Stated goal
Copy out all lines of the records in which the word "ylabel" appears.

Material provided
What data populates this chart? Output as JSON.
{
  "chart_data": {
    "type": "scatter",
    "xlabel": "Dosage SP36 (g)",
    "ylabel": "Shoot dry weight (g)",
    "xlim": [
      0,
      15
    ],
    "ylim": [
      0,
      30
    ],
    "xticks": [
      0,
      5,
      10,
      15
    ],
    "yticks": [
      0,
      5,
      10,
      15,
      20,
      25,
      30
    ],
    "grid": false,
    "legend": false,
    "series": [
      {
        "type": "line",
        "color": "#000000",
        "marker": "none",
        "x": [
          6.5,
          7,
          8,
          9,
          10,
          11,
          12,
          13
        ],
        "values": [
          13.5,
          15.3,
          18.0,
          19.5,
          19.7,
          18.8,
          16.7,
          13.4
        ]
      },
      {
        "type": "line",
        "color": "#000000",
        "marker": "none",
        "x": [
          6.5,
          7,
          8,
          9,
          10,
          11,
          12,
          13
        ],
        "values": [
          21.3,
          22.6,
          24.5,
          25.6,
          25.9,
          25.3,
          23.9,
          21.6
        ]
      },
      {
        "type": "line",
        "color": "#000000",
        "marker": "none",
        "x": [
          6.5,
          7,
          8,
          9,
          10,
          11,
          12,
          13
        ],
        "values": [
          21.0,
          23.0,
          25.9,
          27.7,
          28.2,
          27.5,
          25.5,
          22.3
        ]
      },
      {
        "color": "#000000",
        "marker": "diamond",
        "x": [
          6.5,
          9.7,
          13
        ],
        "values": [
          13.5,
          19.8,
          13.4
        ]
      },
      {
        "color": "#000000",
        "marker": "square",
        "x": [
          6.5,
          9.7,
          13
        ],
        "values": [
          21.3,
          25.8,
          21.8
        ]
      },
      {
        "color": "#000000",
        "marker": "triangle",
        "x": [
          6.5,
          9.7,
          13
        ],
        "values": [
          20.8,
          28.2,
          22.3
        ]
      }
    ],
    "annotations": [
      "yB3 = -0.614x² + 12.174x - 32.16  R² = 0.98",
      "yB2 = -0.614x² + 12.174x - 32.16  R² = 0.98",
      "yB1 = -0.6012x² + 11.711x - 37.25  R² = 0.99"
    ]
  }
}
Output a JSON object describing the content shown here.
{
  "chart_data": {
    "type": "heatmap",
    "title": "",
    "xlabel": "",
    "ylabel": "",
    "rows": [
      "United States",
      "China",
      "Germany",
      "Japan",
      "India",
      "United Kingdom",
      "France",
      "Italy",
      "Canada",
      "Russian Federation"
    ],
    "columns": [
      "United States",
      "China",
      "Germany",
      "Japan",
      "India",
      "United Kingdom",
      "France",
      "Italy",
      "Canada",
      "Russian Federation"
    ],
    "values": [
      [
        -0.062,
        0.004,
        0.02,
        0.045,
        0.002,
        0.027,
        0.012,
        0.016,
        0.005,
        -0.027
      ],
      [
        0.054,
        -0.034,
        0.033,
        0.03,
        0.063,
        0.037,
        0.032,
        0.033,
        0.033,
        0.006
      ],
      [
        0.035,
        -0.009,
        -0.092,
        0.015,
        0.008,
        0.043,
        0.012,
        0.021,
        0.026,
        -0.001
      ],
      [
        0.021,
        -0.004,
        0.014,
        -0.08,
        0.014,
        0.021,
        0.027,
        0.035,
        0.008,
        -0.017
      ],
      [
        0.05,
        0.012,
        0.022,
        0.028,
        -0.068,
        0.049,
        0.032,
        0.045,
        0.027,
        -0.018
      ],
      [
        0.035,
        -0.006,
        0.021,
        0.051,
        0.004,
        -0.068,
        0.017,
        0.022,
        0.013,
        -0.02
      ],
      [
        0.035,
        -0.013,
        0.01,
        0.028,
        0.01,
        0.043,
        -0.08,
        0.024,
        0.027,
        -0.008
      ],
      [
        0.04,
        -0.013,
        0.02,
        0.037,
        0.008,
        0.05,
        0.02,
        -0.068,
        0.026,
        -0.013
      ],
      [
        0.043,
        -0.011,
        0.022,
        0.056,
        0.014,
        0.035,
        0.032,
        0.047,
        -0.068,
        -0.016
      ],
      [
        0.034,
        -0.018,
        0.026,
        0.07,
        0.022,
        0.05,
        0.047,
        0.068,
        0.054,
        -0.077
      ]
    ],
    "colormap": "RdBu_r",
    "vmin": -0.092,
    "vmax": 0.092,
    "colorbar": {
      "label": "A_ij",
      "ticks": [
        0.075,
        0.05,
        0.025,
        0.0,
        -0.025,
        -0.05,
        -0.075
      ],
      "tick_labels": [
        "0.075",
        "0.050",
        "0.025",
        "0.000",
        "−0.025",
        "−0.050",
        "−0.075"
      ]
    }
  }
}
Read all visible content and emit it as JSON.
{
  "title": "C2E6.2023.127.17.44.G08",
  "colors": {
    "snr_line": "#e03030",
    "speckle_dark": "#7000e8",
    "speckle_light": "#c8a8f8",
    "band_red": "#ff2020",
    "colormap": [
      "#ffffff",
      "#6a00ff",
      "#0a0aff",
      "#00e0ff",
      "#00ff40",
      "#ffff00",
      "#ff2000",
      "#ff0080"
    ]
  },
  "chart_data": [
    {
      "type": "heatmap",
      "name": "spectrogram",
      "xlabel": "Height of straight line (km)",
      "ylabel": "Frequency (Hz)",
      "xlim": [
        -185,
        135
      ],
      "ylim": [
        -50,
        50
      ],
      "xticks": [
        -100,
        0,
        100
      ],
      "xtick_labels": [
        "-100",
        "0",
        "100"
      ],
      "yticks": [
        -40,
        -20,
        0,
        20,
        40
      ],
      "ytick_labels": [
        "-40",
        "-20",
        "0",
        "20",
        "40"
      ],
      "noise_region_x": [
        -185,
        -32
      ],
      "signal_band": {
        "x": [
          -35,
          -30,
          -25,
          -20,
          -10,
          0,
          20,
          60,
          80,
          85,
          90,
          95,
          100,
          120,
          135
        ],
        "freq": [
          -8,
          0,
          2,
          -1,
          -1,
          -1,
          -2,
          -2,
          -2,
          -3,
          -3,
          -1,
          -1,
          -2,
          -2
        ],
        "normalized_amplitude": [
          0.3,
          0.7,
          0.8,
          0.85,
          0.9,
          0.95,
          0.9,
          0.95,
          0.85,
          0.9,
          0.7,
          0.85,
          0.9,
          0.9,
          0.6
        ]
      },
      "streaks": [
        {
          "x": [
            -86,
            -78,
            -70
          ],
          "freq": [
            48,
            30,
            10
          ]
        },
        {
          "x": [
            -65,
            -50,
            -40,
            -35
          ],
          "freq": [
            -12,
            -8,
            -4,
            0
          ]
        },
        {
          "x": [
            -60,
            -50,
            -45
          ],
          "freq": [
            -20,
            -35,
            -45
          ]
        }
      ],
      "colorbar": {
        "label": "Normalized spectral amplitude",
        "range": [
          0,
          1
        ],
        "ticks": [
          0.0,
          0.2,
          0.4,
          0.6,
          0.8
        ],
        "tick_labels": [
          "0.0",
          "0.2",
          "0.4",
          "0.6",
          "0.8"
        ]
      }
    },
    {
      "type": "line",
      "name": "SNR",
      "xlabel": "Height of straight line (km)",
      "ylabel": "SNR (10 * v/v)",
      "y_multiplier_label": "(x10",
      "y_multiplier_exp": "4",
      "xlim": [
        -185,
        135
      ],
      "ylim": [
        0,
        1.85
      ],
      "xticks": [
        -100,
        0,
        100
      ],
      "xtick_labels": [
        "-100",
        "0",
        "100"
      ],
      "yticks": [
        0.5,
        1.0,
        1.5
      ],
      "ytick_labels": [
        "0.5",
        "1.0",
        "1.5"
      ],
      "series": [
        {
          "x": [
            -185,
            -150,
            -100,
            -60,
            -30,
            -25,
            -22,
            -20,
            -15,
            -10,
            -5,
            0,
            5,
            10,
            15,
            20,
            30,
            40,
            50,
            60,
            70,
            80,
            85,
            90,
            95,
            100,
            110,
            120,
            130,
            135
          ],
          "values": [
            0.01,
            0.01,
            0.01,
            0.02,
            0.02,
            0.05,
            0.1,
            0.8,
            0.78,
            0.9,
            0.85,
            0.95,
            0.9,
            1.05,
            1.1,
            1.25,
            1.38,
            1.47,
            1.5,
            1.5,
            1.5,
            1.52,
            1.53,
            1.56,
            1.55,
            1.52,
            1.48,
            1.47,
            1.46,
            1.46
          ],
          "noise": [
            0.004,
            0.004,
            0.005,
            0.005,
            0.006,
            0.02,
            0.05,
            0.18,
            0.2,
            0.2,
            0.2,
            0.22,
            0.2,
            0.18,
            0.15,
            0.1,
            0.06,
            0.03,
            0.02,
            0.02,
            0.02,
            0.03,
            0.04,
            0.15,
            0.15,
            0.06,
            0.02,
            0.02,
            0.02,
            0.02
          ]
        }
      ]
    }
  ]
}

Task response
    "ylabel": "Shoot dry weight (g)",
    "ylabel": "",
      "ylabel": "Frequency (Hz)",
      "ylabel": "SNR (10 * v/v)",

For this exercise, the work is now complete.